Check each line of the listing below for the string "from", and copy the ones that have it.

====

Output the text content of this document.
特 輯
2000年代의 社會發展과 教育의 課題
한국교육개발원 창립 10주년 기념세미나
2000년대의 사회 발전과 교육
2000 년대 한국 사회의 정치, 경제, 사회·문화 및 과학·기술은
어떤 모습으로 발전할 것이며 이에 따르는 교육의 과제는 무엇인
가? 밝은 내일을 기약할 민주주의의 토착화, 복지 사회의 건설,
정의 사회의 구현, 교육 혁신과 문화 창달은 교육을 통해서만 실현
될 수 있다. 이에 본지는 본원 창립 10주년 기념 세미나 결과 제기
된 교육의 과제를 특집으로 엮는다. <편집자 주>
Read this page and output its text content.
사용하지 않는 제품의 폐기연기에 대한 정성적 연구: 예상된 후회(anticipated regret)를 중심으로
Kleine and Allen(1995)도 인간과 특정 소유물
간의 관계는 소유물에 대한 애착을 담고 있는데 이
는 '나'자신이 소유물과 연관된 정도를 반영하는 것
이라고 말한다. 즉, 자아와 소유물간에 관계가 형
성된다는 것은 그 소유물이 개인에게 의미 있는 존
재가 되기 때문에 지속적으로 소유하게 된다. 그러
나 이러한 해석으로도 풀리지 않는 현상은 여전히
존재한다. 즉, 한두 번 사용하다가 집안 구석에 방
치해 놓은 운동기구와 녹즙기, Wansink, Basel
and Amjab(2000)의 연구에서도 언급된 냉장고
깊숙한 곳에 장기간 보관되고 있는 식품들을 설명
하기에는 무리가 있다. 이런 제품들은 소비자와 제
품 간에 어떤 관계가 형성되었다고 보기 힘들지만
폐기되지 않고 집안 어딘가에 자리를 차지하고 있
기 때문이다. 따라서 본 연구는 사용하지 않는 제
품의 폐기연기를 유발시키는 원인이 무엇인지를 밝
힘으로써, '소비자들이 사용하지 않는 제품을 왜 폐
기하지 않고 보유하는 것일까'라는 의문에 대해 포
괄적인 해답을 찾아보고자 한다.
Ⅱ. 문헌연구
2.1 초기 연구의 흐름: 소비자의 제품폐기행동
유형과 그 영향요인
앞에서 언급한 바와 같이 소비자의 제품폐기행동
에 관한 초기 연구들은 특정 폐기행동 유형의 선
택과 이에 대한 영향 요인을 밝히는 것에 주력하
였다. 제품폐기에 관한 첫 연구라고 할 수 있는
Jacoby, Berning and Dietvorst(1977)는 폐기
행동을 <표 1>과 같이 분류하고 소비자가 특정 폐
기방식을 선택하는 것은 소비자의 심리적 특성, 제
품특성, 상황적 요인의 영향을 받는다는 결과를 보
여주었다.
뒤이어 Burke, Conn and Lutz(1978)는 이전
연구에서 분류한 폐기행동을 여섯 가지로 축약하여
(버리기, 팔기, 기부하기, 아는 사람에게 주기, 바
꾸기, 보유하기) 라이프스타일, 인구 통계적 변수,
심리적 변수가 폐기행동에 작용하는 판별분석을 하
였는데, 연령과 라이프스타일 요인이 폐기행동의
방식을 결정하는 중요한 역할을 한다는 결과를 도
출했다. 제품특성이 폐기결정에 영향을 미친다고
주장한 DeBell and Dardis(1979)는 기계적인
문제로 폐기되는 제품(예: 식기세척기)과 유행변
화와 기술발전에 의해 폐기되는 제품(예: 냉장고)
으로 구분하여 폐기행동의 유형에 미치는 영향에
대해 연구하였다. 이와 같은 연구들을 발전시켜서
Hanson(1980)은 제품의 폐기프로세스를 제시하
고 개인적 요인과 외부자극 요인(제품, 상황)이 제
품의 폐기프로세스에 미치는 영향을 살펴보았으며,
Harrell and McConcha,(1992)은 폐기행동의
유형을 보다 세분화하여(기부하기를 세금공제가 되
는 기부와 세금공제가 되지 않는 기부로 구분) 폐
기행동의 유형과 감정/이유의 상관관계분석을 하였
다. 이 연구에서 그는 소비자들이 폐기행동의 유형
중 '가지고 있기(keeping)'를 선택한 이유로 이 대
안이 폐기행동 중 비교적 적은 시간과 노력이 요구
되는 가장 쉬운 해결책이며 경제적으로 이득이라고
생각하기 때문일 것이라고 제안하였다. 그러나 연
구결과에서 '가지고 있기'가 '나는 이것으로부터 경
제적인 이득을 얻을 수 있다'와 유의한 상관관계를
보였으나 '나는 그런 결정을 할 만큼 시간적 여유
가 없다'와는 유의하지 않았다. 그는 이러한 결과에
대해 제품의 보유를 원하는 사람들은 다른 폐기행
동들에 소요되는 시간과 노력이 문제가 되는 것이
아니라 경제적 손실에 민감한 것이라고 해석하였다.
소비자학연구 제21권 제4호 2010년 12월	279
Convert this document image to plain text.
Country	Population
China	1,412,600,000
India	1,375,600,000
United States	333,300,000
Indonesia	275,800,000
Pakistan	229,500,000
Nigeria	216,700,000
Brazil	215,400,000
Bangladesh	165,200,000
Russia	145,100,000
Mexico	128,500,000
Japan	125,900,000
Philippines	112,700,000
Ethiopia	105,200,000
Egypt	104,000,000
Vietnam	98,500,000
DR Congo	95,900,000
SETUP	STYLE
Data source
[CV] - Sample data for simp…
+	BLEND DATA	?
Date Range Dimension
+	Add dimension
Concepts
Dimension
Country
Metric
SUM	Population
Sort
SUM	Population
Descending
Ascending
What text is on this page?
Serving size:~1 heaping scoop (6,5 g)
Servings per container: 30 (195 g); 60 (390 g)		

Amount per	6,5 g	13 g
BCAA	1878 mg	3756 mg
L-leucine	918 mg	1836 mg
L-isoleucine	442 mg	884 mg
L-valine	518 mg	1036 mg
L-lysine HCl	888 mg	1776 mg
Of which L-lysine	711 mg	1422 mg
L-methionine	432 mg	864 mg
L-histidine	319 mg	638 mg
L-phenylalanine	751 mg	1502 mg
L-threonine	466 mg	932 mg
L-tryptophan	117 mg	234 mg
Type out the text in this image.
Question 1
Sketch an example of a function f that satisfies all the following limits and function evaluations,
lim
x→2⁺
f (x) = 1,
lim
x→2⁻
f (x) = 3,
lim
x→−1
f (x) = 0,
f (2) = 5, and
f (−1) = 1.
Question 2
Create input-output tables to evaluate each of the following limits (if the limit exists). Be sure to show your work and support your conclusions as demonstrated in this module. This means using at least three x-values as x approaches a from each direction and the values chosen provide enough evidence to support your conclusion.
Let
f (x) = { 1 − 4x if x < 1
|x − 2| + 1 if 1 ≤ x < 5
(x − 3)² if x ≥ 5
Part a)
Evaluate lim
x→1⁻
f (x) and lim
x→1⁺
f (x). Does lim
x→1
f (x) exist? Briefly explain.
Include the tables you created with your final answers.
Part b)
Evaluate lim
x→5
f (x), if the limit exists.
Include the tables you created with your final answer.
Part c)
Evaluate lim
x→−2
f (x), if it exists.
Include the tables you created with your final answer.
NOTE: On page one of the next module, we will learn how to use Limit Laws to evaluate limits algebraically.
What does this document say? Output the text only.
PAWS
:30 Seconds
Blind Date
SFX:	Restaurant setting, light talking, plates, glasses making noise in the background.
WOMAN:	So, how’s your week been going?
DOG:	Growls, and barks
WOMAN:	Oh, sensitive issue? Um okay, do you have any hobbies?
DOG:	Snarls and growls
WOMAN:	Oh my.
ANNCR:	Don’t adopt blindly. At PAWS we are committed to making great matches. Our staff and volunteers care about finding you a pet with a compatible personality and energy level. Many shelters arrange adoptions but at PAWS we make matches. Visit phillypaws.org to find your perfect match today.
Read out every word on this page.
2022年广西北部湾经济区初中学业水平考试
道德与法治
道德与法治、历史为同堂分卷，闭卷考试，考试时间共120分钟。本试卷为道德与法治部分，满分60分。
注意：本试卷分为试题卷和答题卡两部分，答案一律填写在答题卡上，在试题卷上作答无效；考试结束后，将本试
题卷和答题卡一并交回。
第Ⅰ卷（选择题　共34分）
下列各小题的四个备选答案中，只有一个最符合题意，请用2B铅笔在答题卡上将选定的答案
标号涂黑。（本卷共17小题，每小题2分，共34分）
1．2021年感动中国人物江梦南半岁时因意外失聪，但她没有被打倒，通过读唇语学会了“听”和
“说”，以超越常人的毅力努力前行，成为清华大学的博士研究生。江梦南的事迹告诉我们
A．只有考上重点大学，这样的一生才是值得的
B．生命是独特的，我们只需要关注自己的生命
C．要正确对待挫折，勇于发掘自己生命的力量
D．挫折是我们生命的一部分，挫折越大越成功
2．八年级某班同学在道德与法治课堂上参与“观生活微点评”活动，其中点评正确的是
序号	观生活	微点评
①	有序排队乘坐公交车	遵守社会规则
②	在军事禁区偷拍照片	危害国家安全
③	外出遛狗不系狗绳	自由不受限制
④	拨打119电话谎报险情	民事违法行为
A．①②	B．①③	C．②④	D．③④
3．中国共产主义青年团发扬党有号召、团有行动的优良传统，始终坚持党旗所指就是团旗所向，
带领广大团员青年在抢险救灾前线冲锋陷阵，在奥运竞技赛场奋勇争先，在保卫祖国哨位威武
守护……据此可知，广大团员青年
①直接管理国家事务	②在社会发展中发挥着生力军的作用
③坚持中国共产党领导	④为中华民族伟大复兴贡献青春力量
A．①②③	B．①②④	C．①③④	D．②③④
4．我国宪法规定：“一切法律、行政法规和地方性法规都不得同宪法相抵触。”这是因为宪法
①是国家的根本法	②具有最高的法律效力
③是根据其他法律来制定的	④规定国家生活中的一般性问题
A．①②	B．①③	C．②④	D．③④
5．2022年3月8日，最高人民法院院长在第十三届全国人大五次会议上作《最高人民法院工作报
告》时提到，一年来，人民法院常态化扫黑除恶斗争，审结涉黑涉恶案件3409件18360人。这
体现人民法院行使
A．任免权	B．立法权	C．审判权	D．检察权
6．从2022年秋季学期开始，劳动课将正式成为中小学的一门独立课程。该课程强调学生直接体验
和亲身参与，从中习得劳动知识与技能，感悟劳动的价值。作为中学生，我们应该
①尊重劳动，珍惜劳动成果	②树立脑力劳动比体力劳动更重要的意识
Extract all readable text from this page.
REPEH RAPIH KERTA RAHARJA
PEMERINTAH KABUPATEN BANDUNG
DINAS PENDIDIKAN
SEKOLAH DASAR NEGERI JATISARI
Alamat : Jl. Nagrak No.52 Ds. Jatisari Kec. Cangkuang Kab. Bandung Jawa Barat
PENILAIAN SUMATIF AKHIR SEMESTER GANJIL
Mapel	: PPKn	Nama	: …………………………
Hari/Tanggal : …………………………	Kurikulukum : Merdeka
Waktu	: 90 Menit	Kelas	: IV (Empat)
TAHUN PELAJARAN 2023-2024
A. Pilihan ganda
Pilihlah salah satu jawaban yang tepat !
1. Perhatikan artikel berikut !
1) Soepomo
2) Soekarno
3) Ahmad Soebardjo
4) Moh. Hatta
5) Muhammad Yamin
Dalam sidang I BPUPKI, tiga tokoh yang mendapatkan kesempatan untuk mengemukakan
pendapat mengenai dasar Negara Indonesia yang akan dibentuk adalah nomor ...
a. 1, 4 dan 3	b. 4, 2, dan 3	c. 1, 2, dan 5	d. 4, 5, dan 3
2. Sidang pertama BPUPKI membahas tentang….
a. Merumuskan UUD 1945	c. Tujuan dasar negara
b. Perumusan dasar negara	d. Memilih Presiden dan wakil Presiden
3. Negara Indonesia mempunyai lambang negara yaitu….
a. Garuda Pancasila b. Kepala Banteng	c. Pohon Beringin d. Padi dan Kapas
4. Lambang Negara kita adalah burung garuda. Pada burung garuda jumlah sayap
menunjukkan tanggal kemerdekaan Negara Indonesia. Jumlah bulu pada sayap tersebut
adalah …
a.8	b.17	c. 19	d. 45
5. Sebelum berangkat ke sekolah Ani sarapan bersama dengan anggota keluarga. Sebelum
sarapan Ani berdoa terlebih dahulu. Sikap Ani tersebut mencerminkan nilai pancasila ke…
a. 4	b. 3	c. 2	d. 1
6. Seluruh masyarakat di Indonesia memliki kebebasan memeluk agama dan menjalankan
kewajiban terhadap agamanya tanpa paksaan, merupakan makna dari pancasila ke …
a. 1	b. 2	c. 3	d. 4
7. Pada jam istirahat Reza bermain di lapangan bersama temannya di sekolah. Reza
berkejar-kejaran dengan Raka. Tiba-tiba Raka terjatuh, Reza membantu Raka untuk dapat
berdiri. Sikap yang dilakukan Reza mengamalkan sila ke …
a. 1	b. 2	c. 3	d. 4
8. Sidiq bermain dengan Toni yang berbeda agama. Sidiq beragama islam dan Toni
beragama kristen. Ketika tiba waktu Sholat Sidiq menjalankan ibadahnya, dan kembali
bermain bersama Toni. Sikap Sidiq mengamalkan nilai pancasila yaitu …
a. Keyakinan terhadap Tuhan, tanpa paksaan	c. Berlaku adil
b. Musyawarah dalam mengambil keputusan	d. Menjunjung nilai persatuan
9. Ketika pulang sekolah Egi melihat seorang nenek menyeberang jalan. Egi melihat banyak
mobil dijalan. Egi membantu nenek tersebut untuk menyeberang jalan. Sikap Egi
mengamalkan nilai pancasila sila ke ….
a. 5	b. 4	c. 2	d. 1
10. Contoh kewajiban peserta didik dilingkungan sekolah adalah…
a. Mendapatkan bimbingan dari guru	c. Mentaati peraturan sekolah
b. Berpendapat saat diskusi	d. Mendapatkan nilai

====

● **Correct result**:
Create input-output tables to evaluate each of the following limits (if the limit exists). Be sure to show your work and support your conclusions as demonstrated in this module. This means using at least three x-values as x approaches a from each direction and the values chosen provide enough evidence to support your conclusion.
Extract all readable text from this page.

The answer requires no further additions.